___ Listed records

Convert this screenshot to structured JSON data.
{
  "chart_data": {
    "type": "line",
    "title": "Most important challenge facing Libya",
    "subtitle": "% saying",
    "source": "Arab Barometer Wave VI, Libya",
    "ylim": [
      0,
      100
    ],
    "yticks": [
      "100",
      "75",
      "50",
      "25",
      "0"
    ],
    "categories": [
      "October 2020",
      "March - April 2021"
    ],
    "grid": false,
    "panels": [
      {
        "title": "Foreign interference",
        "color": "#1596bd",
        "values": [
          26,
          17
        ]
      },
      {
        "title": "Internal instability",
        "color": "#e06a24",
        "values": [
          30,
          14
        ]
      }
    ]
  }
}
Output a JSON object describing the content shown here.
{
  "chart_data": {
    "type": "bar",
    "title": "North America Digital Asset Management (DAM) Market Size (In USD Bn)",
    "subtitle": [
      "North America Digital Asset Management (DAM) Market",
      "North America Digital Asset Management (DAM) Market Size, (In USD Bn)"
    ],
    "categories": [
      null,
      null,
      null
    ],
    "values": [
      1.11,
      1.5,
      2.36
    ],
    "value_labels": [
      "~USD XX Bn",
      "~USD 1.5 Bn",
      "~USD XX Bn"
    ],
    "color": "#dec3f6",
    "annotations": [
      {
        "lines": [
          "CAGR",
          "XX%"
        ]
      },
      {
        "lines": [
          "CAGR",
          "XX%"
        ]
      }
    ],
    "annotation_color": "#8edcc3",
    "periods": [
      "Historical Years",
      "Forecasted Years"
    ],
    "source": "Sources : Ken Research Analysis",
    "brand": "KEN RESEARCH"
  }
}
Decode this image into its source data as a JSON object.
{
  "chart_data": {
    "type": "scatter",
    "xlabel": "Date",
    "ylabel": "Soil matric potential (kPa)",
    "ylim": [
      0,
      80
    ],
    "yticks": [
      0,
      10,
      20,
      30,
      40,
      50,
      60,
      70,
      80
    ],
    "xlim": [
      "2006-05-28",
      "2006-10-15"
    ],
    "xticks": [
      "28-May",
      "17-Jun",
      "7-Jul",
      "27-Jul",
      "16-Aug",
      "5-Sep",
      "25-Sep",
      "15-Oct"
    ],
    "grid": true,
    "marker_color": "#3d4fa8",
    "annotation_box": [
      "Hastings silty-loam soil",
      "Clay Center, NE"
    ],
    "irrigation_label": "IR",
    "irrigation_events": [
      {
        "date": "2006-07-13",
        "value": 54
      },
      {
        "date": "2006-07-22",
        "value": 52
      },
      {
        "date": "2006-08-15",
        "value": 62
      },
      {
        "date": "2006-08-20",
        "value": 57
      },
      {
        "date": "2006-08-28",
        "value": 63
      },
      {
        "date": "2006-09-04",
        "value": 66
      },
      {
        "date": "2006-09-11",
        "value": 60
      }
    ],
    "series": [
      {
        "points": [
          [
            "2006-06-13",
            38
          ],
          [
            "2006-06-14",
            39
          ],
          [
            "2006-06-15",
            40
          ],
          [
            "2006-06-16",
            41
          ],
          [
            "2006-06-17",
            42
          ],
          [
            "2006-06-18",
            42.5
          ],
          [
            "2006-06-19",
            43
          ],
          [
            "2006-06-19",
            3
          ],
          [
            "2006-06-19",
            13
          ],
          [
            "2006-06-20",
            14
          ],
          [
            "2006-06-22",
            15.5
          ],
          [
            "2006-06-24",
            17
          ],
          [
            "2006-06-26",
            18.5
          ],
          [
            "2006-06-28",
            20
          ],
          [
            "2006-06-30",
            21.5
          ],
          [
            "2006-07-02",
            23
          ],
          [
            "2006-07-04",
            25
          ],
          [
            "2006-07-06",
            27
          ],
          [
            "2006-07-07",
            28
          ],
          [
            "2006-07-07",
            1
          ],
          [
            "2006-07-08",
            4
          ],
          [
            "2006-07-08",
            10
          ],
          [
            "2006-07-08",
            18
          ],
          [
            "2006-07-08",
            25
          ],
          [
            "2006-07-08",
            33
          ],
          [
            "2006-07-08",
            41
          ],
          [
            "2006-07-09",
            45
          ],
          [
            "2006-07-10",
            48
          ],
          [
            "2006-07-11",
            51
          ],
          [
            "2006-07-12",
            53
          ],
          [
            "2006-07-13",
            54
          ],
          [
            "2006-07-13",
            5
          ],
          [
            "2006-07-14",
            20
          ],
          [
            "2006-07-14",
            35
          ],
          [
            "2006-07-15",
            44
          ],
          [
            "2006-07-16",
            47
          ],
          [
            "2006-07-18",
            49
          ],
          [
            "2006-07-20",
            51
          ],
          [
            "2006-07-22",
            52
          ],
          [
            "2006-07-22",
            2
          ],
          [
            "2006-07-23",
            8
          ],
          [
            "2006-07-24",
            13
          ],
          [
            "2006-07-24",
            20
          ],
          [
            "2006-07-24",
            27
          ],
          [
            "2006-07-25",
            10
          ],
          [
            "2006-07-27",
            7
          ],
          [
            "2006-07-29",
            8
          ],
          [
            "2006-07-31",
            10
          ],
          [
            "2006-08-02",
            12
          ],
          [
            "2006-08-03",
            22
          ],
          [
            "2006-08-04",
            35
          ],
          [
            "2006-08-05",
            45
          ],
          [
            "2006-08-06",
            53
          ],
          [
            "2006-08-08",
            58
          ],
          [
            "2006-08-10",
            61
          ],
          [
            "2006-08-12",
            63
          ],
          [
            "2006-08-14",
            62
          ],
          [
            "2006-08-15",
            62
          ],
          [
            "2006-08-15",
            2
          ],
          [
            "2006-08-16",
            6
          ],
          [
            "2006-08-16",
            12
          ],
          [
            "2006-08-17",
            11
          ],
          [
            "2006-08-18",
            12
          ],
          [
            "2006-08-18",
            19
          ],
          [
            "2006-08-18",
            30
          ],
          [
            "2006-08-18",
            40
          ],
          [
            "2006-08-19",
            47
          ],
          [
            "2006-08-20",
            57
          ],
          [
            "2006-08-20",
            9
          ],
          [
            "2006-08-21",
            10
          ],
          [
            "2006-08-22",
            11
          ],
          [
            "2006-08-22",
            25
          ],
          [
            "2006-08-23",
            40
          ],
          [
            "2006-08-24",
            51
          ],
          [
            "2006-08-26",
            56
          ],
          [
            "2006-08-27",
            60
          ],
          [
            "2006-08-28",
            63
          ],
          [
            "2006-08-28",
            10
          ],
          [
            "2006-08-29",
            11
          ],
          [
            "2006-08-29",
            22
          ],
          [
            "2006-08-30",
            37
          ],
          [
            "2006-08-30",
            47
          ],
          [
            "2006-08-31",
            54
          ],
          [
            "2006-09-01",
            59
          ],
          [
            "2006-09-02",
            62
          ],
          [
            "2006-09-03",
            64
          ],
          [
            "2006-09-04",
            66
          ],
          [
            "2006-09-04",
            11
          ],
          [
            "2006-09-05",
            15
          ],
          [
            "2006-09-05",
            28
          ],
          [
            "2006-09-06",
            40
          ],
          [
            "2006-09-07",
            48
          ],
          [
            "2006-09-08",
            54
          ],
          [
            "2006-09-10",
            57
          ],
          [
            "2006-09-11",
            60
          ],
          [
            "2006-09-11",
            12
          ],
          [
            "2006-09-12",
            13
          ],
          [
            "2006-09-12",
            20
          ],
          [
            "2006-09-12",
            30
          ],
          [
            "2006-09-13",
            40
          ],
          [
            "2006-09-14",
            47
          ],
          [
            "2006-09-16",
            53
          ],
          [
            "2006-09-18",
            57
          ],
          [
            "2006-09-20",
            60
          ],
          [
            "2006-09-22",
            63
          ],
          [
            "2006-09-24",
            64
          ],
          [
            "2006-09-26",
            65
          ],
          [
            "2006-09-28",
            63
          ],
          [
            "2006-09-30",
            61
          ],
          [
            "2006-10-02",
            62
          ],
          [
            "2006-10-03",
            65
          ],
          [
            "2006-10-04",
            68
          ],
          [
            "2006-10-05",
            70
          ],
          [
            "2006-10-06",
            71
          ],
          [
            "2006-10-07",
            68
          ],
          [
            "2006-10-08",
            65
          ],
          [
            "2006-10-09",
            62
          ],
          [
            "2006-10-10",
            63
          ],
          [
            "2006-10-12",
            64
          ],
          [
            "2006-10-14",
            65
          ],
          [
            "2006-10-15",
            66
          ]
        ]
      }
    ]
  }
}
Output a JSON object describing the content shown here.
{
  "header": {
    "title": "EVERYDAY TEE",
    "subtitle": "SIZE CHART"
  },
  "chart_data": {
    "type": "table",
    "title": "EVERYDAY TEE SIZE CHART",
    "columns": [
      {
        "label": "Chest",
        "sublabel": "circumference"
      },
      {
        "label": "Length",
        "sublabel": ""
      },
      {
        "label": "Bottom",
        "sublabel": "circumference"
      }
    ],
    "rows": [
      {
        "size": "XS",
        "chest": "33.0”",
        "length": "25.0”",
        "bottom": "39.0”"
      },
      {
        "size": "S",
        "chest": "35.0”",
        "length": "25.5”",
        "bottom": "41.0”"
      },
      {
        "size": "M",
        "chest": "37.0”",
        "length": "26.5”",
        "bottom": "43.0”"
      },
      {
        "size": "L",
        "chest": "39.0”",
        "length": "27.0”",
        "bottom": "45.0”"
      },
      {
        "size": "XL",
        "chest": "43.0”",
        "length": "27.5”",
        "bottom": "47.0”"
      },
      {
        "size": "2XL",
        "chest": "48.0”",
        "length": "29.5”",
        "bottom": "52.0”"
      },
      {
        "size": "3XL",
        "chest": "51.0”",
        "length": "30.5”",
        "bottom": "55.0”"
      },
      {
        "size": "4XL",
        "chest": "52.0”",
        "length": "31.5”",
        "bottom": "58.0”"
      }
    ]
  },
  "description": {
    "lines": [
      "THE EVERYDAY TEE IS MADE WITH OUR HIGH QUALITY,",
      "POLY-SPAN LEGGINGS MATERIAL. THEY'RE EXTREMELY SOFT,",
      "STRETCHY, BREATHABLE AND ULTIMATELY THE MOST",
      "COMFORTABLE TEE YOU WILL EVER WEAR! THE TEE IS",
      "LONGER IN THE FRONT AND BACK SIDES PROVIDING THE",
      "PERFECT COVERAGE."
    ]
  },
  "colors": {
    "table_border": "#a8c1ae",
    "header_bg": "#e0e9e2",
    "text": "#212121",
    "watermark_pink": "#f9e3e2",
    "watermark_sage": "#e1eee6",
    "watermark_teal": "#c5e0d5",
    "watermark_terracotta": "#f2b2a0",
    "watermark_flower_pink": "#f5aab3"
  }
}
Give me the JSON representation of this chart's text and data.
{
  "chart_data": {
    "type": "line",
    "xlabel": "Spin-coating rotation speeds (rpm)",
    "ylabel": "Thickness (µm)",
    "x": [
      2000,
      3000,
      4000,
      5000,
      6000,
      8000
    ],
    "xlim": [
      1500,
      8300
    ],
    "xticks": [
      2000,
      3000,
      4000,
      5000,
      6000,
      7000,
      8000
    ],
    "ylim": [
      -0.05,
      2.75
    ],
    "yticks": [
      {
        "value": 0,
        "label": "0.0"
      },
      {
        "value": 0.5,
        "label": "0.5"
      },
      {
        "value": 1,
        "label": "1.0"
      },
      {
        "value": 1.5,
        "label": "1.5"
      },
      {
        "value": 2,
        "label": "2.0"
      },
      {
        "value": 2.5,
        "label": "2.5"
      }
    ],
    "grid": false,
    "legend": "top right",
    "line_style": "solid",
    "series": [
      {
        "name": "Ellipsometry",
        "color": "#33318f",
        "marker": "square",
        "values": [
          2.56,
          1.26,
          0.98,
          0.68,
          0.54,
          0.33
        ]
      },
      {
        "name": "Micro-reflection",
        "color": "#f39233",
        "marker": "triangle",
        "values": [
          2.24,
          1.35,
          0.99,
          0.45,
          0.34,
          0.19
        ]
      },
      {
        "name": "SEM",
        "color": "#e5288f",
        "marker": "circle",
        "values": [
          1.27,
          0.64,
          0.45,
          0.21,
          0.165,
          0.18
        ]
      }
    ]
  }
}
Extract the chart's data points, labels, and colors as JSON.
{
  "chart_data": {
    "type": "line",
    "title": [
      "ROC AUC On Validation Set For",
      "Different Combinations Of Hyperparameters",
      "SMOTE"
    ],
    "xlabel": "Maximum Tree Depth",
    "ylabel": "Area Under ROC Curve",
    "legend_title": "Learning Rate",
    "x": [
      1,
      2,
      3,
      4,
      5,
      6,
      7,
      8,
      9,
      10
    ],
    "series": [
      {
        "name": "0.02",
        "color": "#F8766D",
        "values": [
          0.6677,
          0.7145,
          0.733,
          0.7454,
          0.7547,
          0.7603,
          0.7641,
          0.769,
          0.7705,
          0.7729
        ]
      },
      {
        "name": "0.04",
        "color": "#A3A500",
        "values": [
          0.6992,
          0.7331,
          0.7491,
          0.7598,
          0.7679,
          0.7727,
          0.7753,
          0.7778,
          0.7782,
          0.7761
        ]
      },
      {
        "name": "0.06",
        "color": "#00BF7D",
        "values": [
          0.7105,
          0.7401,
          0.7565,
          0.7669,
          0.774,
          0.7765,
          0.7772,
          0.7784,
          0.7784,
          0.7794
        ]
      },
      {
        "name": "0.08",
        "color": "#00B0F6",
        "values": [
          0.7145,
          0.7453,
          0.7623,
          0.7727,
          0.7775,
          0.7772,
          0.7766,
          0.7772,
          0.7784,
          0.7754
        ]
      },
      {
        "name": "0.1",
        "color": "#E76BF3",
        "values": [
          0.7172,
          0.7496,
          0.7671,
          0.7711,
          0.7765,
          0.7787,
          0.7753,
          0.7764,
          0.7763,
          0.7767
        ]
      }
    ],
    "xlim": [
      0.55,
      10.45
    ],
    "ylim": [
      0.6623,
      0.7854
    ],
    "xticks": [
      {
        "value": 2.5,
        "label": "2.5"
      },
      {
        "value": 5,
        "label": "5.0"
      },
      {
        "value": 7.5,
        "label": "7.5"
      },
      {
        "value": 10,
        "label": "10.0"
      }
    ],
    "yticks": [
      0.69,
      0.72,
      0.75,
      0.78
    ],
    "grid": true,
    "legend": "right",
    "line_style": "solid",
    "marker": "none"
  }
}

______

▸ To do:
A number is the only answer here: how many lines of the material above contain "Management"?

▸ Exercise output:
3